▶ [THE EXERCISE]:
Restate the records in their entirety, word for word.
=== RECORDS PROVIDED ===
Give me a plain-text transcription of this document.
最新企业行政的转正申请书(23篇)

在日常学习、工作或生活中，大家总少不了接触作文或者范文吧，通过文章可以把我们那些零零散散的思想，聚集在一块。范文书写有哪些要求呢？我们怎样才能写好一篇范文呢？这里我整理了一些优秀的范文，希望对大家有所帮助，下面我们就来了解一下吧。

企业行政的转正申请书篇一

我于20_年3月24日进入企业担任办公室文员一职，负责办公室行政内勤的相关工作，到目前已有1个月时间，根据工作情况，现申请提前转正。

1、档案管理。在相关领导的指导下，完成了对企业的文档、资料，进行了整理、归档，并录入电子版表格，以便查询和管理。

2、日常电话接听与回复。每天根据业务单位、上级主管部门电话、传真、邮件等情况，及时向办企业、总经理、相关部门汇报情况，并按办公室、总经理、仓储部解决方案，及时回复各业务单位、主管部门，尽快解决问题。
===
▶ [EXPECTED ANSWER]:
Give me a plain-text transcription of this document.
最新企业行政的转正申请书(23篇)

在日常学习、工作或生活中，大家总少不了接触作文或者范文吧，通过文章可以把我们那些零零散散的思想，聚集在一块。范文书写有哪些要求呢？我们怎样才能写好一篇范文呢？这里我整理了一些优秀的范文，希望对大家有所帮助，下面我们就来了解一下吧。

企业行政的转正申请书篇一

我于20_年3月24日进入企业担任办公室文员一职，负责办公室行政内勤的相关工作，到目前已有1个月时间，根据工作情况，现申请提前转正。

1、档案管理。在相关领导的指导下，完成了对企业的文档、资料，进行了整理、归档，并录入电子版表格，以便查询和管理。

2、日常电话接听与回复。每天根据业务单位、上级主管部门电话、传真、邮件等情况，及时向办企业、总经理、相关部门汇报情况，并按办公室、总经理、仓储部解决方案，及时回复各业务单位、主管部门，尽快解决问题。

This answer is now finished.